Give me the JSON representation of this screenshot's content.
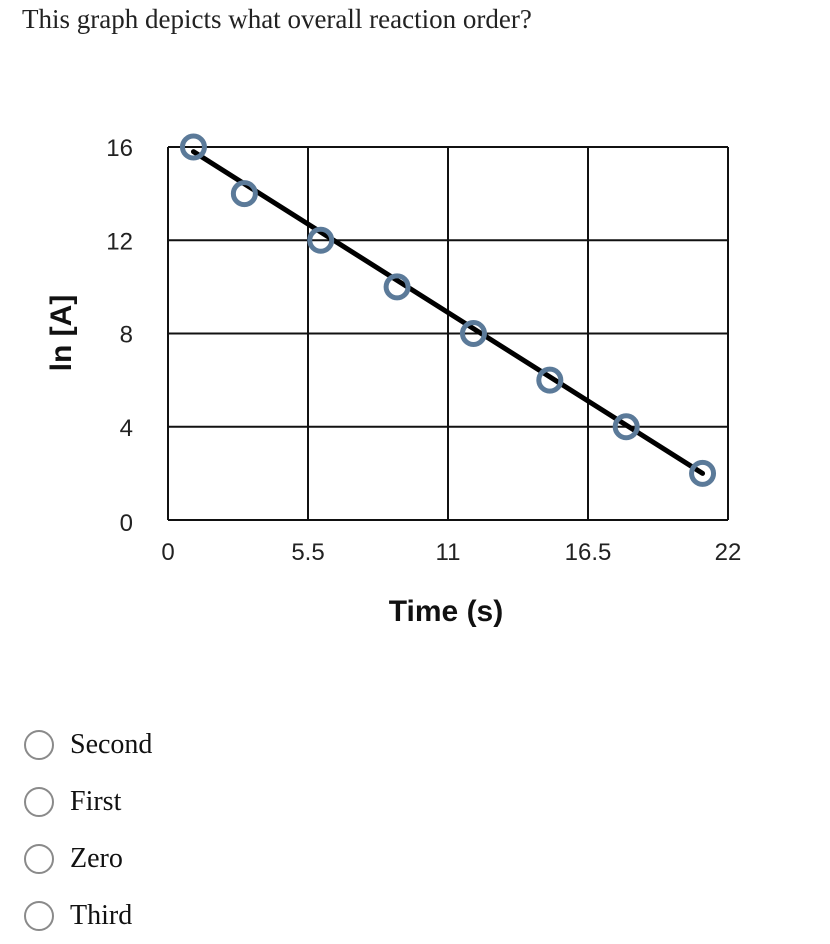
{
  "question": "This graph depicts what overall reaction order?",
  "chart_data": {
    "type": "line",
    "xlabel": "Time (s)",
    "ylabel": "ln [A]",
    "xlim": [
      0,
      22
    ],
    "ylim": [
      0,
      16
    ],
    "x_ticks": [
      0,
      5.5,
      11,
      16.5,
      22
    ],
    "x_tick_labels": [
      "0",
      "5.5",
      "11",
      "16.5",
      "22"
    ],
    "y_ticks": [
      0,
      4,
      8,
      12,
      16
    ],
    "y_tick_labels": [
      "0",
      "4",
      "8",
      "12",
      "16"
    ],
    "grid": true,
    "series": [
      {
        "x": [
          1,
          3,
          6,
          9,
          12,
          15,
          18,
          21
        ],
        "y": [
          16,
          14,
          12,
          10,
          8,
          6,
          4,
          2
        ],
        "marker": "open-circle",
        "marker_color": "#5b7a99"
      }
    ],
    "fit_line": {
      "x": [
        1,
        21
      ],
      "y": [
        15.8,
        2
      ],
      "color": "#000000"
    }
  },
  "options": [
    {
      "label": "Second"
    },
    {
      "label": "First"
    },
    {
      "label": "Zero"
    },
    {
      "label": "Third"
    }
  ]
}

— What is needed —
Make a word-for-word copy of the entries, without any pictures.

— Answer —
Give me the JSON representation of this screenshot's content.
{
  "question": "This graph depicts what overall reaction order?",
  "chart_data": {
    "type": "line",
    "xlabel": "Time (s)",
    "ylabel": "ln [A]",
    "xlim": [
      0,
      22
    ],
    "ylim": [
      0,
      16
    ],
    "x_ticks": [
      0,
      5.5,
      11,
      16.5,
      22
    ],
    "x_tick_labels": [
      "0",
      "5.5",
      "11",
      "16.5",
      "22"
    ],
    "y_ticks": [
      0,
      4,
      8,
      12,
      16
    ],
    "y_tick_labels": [
      "0",
      "4",
      "8",
      "12",
      "16"
    ],
    "grid": true,
    "series": [
      {
        "x": [
          1,
          3,
          6,
          9,
          12,
          15,
          18,
          21
        ],
        "y": [
          16,
          14,
          12,
          10,
          8,
          6,
          4,
          2
        ],
        "marker": "open-circle",
        "marker_color": "#5b7a99"
      }
    ],
    "fit_line": {
      "x": [
        1,
        21
      ],
      "y": [
        15.8,
        2
      ],
      "color": "#000000"
    }
  },
  "options": [
    {
      "label": "Second"
    },
    {
      "label": "First"
    },
    {
      "label": "Zero"
    },
    {
      "label": "Third"
    }
  ]
}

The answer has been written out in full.